-- start --

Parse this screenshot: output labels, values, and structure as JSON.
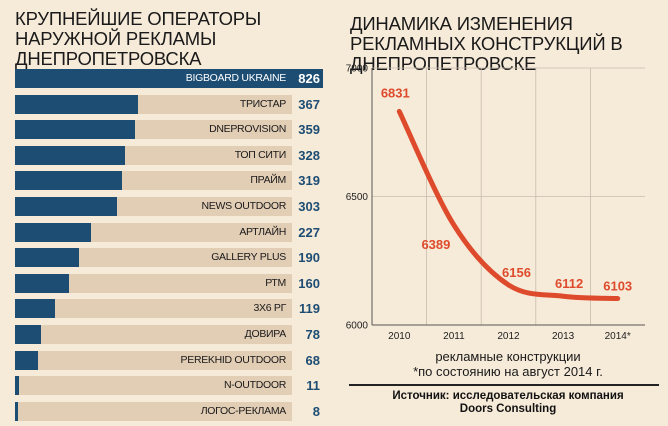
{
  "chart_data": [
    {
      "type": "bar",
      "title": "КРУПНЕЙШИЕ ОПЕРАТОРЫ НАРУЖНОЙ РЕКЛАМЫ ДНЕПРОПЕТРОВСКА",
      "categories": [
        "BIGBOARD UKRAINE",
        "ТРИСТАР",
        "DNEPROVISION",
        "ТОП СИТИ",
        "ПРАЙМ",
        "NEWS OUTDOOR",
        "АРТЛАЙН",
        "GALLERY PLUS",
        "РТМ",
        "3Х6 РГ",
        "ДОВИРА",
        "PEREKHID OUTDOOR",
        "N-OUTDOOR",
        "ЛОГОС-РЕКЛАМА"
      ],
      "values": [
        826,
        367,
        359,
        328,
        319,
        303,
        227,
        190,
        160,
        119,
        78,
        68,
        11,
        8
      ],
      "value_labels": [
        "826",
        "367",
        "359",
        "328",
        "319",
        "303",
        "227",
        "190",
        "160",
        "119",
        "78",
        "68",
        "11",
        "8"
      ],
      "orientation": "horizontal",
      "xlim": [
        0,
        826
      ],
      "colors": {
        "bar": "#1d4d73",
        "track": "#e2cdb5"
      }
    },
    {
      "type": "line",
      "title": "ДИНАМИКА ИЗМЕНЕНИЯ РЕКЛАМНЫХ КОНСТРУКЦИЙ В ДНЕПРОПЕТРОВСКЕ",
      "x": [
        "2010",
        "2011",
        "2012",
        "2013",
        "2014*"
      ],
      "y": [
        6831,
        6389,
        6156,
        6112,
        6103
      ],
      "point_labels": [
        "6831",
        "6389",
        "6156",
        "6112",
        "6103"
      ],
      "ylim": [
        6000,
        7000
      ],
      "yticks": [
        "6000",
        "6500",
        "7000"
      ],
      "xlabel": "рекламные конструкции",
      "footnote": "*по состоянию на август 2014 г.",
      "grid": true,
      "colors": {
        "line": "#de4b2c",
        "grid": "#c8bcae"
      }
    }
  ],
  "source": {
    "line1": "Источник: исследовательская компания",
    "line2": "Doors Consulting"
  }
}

-- end --
-- start --

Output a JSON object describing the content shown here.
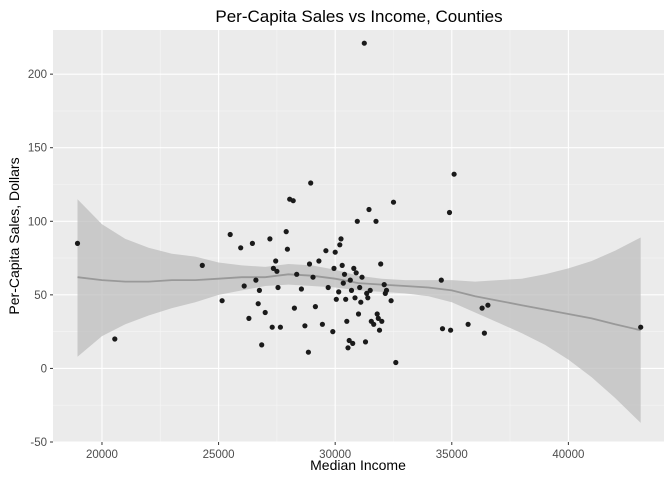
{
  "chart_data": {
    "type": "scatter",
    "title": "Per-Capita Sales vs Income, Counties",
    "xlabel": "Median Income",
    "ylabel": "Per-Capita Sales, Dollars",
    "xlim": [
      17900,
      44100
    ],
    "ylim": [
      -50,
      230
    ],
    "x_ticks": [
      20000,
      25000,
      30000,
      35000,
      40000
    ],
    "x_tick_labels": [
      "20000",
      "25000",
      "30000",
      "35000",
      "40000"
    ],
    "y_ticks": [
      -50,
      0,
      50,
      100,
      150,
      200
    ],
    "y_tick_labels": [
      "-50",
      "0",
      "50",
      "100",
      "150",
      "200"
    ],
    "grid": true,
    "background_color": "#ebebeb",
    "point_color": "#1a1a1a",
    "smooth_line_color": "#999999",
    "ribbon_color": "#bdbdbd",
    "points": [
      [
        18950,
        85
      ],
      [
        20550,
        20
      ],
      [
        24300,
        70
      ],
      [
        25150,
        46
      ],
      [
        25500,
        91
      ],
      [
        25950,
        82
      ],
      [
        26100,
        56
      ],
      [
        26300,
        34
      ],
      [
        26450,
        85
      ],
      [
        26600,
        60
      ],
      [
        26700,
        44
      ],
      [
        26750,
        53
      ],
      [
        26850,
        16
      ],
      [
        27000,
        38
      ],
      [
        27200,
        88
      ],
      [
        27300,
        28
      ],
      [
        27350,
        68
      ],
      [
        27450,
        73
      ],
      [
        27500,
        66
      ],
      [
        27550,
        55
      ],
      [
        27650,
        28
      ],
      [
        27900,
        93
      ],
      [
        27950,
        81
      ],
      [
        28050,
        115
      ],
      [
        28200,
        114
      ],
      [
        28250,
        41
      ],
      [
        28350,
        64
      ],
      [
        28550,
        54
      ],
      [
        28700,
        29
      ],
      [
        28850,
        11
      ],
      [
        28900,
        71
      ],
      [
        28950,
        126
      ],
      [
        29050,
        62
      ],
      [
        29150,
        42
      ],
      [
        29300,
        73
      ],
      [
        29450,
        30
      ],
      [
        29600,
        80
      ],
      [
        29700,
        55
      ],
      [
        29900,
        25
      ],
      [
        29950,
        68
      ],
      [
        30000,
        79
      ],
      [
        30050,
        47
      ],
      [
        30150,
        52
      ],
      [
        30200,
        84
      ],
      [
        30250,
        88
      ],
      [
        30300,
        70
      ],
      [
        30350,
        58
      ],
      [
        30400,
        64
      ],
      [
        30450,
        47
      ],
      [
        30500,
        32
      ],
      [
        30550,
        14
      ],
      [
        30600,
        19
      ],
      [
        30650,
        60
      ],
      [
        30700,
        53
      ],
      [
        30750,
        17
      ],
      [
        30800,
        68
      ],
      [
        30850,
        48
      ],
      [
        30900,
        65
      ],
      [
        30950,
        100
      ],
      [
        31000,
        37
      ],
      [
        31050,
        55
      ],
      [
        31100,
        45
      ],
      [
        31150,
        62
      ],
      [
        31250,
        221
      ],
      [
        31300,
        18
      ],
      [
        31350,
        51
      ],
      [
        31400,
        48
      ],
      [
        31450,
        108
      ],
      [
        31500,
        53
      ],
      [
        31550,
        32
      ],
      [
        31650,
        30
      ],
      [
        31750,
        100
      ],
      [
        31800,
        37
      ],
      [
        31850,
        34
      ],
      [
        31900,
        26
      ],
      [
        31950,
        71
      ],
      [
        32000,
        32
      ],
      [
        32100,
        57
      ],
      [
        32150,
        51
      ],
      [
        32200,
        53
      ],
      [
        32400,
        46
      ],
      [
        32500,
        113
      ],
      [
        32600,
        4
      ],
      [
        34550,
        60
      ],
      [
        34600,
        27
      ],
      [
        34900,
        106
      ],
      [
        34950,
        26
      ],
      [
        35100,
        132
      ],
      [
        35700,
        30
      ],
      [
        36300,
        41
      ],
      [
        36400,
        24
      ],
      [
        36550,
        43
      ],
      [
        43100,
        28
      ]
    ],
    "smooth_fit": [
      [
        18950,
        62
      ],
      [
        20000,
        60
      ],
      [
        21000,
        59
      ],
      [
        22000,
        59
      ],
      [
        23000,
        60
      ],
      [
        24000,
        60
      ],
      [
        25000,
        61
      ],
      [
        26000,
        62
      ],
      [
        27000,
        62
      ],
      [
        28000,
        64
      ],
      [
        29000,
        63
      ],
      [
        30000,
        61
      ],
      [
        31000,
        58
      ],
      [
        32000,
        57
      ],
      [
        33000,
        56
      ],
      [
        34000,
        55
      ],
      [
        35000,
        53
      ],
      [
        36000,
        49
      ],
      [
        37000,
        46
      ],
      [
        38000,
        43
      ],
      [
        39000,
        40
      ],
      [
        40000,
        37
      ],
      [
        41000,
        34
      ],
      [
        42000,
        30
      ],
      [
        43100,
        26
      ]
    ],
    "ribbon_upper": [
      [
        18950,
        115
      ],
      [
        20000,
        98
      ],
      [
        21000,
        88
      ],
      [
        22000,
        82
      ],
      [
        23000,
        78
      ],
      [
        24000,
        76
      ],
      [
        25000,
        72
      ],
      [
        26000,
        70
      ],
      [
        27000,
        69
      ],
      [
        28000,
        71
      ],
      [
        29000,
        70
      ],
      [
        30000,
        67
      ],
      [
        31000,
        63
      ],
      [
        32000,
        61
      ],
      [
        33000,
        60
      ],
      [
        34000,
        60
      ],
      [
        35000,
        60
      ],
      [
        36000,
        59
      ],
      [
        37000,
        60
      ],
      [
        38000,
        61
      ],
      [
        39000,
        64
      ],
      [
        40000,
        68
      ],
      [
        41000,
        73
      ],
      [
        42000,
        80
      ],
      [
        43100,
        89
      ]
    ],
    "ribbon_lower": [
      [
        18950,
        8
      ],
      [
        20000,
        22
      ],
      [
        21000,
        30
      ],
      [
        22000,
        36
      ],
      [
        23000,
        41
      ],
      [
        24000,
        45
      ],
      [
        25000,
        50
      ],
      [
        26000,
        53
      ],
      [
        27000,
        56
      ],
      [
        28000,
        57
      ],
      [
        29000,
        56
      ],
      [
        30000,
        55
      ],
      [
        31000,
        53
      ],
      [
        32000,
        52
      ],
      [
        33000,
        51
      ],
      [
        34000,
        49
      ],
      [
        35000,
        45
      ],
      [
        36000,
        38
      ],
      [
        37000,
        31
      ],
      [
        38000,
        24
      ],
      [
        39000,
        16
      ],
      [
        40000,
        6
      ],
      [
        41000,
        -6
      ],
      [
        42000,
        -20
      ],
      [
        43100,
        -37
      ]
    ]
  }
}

-- end --

Task directions: Pull every line containing "Sales" out of the data above.

Output of the exercise:
    "title": "Per-Capita Sales vs Income, Counties",
    "ylabel": "Per-Capita Sales, Dollars",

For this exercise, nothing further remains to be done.